## Part of a data file
** start **

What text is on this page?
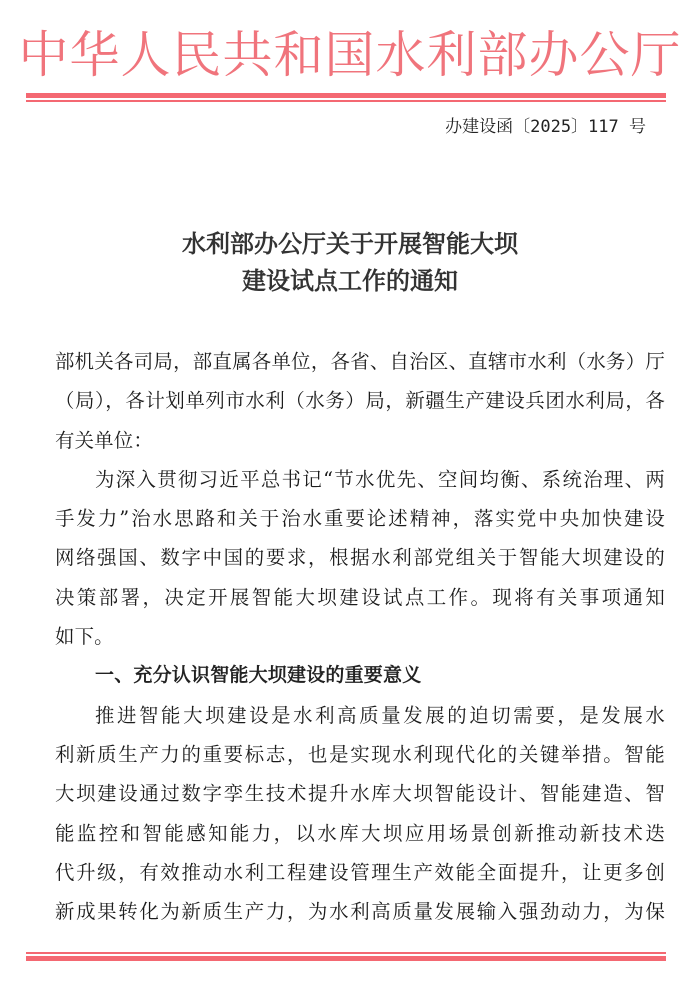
中华人民共和国水利部办公厅
办建设函〔2025〕117 号
水利部办公厅关于开展智能大坝
建设试点工作的通知
部机关各司局，部直属各单位，各省、自治区、直辖市水利（水务）厅
（局），各计划单列市水利（水务）局，新疆生产建设兵团水利局，各
有关单位：
为深入贯彻习近平总书记“节水优先、空间均衡、系统治理、两
手发力”治水思路和关于治水重要论述精神，落实党中央加快建设
网络强国、数字中国的要求，根据水利部党组关于智能大坝建设的
决策部署，决定开展智能大坝建设试点工作。现将有关事项通知
如下。
一、充分认识智能大坝建设的重要意义
推进智能大坝建设是水利高质量发展的迫切需要，是发展水
利新质生产力的重要标志，也是实现水利现代化的关键举措。智能
大坝建设通过数字孪生技术提升水库大坝智能设计、智能建造、智
能监控和智能感知能力，以水库大坝应用场景创新推动新技术迭
代升级，有效推动水利工程建设管理生产效能全面提升，让更多创
新成果转化为新质生产力，为水利高质量发展输入强劲动力，为保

** end **

## Task details
Every record above must be given again exactly; drop the pictures.

## The result
What text is on this page?
中华人民共和国水利部办公厅
办建设函〔2025〕117 号
水利部办公厅关于开展智能大坝
建设试点工作的通知
部机关各司局，部直属各单位，各省、自治区、直辖市水利（水务）厅
（局），各计划单列市水利（水务）局，新疆生产建设兵团水利局，各
有关单位：
为深入贯彻习近平总书记“节水优先、空间均衡、系统治理、两
手发力”治水思路和关于治水重要论述精神，落实党中央加快建设
网络强国、数字中国的要求，根据水利部党组关于智能大坝建设的
决策部署，决定开展智能大坝建设试点工作。现将有关事项通知
如下。
一、充分认识智能大坝建设的重要意义
推进智能大坝建设是水利高质量发展的迫切需要，是发展水
利新质生产力的重要标志，也是实现水利现代化的关键举措。智能
大坝建设通过数字孪生技术提升水库大坝智能设计、智能建造、智
能监控和智能感知能力，以水库大坝应用场景创新推动新技术迭
代升级，有效推动水利工程建设管理生产效能全面提升，让更多创
新成果转化为新质生产力，为水利高质量发展输入强劲动力，为保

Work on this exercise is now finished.